━━━ Extracted data

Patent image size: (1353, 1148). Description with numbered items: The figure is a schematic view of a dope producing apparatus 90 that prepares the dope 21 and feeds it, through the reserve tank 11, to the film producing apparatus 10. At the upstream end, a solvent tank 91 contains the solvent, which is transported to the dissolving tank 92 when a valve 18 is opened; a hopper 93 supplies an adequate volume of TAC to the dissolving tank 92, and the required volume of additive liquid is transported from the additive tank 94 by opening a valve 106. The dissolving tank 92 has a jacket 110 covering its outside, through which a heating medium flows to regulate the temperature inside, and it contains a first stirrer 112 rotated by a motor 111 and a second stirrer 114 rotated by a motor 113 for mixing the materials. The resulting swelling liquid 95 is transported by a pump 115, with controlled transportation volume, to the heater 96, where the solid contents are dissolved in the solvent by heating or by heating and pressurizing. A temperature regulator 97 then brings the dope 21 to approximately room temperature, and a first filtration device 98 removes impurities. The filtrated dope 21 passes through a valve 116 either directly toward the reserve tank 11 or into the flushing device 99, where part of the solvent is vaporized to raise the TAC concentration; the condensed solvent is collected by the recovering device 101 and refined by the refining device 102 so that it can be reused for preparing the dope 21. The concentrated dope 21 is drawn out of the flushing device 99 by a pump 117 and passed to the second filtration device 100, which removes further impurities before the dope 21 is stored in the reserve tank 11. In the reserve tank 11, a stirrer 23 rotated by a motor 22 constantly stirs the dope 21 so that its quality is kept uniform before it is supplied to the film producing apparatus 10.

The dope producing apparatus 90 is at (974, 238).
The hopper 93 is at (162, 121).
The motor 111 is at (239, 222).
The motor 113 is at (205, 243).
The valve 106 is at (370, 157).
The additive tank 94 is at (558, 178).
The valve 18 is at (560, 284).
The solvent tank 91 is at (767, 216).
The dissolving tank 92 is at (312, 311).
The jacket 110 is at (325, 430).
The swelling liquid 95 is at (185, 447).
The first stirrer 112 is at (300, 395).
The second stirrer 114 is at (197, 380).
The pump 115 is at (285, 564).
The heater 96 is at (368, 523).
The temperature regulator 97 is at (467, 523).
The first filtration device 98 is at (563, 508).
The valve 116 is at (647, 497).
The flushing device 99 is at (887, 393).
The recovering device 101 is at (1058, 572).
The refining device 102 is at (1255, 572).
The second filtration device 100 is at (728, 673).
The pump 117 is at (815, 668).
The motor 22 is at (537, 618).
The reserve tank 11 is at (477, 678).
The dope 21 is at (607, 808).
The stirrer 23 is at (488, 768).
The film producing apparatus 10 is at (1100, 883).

━━━━━━

Short task:
Please recast every line of the items above as a Markdown table with the columns "Row" and "Line", numbering the rows in order and leaving out blank lines.

Problem solution:
| Row | Line |
|---|---|
| 1 | Patent image size: (1353, 1148). Description with numbered items: The figure is a schematic view of a dope producing apparatus 90 that prepares the dope 21 and feeds it, through the reserve tank 11, to the film producing apparatus 10. At the upstream end, a solvent tank 91 contains the solvent, which is transported to the dissolving tank 92 when a valve 18 is opened; a hopper 93 supplies an adequate volume of TAC to the dissolving tank 92, and the required volume of additive liquid is transported from the additive tank 94 by opening a valve 106. The dissolving tank 92 has a jacket 110 covering its outside, through which a heating medium flows to regulate the temperature inside, and it contains a first stirrer 112 rotated by a motor 111 and a second stirrer 114 rotated by a motor 113 for mixing the materials. The resulting swelling liquid 95 is transported by a pump 115, with controlled transportation volume, to the heater 96, where the solid contents are dissolved in the solvent by heating or by heating and pressurizing. A temperature regulator 97 then brings the dope 21 to approximately room temperature, and a first filtration device 98 removes impurities. The filtrated dope 21 passes through a valve 116 either directly toward the reserve tank 11 or into the flushing device 99, where part of the solvent is vaporized to raise the TAC concentration; the condensed solvent is collected by the recovering device 101 and refined by the refining device 102 so that it can be reused for preparing the dope 21. The concentrated dope 21 is drawn out of the flushing device 99 by a pump 117 and passed to the second filtration device 100, which removes further impurities before the dope 21 is stored in the reserve tank 11. In the reserve tank 11, a stirrer 23 rotated by a motor 22 constantly stirs the dope 21 so that its quality is kept uniform before it is supplied to the film producing apparatus 10. |
| 2 | The dope producing apparatus 90 is at (974, 238). |
| 3 | The hopper 93 is at (162, 121). |
| 4 | The motor 111 is at (239, 222). |
| 5 | The motor 113 is at (205, 243). |
| 6 | The valve 106 is at (370, 157). |
| 7 | The additive tank 94 is at (558, 178). |
| 8 | The valve 18 is at (560, 284). |
| 9 | The solvent tank 91 is at (767, 216). |
| 10 | The dissolving tank 92 is at (312, 311). |
| 11 | The jacket 110 is at (325, 430). |
| 12 | The swelling liquid 95 is at (185, 447). |
| 13 | The first stirrer 112 is at (300, 395). |
| 14 | The second stirrer 114 is at (197, 380). |
| 15 | The pump 115 is at (285, 564). |
| 16 | The heater 96 is at (368, 523). |
| 17 | The temperature regulator 97 is at (467, 523). |
| 18 | The first filtration device 98 is at (563, 508). |
| 19 | The valve 116 is at (647, 497). |
| 20 | The flushing device 99 is at (887, 393). |
| 21 | The recovering device 101 is at (1058, 572). |
| 22 | The refining device 102 is at (1255, 572). |
| 23 | The second filtration device 100 is at (728, 673). |
| 24 | The pump 117 is at (815, 668). |
| 25 | The motor 22 is at (537, 618). |
| 26 | The reserve tank 11 is at (477, 678). |
| 27 | The dope 21 is at (607, 808). |
| 28 | The stirrer 23 is at (488, 768). |
| 29 | The film producing apparatus 10 is at (1100, 883). |